◆ REQUIRED ACTION
Answer with one number only: how many lines in the material contain "simply".
[DATA PROVIDED Boundary: Start]
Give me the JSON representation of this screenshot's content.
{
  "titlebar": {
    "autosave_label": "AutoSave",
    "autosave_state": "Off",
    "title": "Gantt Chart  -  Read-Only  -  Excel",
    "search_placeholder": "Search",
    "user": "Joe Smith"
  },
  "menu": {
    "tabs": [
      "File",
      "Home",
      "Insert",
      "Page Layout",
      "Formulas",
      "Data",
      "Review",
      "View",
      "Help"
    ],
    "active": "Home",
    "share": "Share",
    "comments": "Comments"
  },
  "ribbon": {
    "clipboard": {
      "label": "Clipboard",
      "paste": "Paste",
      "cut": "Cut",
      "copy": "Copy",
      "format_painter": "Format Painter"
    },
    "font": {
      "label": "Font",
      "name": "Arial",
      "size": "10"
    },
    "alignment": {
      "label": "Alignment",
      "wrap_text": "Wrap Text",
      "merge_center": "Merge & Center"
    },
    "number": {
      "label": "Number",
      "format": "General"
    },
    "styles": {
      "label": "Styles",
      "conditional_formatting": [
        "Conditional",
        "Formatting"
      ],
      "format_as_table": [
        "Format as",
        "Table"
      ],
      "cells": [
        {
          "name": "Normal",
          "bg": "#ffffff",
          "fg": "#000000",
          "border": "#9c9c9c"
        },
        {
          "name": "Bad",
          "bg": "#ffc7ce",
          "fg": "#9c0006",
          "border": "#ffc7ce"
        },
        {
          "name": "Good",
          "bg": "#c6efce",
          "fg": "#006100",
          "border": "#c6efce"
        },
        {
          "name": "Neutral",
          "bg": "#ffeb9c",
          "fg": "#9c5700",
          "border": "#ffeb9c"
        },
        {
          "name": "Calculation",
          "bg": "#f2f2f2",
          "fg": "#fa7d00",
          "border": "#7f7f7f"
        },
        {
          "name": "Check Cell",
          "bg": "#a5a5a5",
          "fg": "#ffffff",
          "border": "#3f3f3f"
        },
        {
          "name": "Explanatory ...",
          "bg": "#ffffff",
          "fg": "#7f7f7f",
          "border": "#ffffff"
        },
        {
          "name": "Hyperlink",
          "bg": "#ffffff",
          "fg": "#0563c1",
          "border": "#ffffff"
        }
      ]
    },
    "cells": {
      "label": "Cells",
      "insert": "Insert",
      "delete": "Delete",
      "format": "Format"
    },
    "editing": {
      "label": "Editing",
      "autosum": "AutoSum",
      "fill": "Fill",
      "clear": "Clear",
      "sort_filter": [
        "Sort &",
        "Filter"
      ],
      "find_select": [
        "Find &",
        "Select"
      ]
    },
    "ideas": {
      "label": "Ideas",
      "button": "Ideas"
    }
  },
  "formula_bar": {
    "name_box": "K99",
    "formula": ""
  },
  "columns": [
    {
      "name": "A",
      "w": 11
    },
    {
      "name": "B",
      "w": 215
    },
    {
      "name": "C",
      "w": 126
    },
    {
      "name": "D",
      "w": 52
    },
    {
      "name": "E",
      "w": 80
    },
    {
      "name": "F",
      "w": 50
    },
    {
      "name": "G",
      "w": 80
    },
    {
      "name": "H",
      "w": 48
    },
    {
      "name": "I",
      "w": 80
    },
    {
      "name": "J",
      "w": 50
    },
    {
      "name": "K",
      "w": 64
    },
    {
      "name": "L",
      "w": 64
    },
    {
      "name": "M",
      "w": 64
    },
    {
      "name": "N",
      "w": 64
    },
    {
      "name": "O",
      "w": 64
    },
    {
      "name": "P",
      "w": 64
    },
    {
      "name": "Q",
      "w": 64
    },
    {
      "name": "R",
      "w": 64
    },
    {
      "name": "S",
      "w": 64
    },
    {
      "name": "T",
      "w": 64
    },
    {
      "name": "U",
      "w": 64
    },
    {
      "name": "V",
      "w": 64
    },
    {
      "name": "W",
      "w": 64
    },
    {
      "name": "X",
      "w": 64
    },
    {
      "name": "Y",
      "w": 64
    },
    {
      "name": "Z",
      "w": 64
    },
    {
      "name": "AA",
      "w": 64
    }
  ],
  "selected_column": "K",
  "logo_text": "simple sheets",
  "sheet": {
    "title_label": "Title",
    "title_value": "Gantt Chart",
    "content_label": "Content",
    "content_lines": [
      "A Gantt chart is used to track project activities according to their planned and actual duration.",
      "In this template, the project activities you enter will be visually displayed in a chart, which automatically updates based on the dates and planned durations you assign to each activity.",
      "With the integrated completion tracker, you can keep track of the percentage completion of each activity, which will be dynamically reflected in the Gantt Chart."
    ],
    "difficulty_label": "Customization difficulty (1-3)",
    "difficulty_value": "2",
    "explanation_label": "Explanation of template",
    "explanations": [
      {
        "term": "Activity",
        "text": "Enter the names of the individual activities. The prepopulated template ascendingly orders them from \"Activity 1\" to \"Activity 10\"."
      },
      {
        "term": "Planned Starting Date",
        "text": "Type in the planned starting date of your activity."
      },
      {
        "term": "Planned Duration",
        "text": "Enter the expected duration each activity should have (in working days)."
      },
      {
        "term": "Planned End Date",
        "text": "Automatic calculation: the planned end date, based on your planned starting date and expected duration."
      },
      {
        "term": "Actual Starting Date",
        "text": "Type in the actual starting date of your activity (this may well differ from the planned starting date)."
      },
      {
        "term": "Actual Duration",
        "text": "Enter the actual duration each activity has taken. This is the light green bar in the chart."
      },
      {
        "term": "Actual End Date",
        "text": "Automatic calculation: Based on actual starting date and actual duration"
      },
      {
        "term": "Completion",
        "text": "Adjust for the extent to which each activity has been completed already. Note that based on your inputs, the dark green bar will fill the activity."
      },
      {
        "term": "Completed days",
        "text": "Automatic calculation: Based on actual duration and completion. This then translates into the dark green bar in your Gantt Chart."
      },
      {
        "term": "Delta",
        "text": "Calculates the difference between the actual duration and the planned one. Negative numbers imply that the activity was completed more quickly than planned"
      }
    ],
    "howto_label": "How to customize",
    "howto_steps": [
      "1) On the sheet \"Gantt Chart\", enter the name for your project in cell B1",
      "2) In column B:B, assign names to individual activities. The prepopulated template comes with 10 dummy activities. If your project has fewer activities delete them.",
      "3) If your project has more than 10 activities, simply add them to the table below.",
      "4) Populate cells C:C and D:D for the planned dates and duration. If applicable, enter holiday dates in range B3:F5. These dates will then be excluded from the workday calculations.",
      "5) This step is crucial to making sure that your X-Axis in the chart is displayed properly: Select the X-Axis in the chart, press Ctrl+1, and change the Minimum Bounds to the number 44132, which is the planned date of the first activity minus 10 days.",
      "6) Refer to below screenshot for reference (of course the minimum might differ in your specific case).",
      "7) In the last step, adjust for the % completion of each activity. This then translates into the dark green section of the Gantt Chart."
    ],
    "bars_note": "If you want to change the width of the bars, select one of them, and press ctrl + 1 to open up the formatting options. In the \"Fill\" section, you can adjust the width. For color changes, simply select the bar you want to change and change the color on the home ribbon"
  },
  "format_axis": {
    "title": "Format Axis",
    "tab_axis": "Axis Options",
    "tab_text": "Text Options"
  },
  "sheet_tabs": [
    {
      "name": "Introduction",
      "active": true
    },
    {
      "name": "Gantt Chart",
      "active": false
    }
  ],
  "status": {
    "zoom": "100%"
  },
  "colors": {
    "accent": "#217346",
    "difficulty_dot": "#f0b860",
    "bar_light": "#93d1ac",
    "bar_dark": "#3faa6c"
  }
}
[DATA PROVIDED Boundary: End]
◆ RESPONSE TO THIS EXERCISE
2